EXERCISE OBJECTIVE:
Find the string "Invoice" in the data, then copy every line where it is found.

[Raw records]
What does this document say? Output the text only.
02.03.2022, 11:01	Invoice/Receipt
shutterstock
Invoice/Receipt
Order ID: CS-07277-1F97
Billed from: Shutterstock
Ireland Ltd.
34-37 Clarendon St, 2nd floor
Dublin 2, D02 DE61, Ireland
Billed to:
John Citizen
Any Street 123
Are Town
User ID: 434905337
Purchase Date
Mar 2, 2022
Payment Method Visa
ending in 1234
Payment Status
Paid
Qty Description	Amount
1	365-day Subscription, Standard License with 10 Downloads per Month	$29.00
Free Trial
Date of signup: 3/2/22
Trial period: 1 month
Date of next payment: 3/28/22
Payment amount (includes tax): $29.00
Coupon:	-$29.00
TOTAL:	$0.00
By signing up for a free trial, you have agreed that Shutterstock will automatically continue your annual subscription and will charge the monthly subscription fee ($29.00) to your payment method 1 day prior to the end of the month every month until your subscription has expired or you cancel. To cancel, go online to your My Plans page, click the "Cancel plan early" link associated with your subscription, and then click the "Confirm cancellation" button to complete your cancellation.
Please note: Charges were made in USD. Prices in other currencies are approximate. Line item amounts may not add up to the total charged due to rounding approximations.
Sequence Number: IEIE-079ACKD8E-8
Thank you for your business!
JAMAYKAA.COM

FINAL ANSWER:
02.03.2022, 11:01	Invoice/Receipt
Invoice/Receipt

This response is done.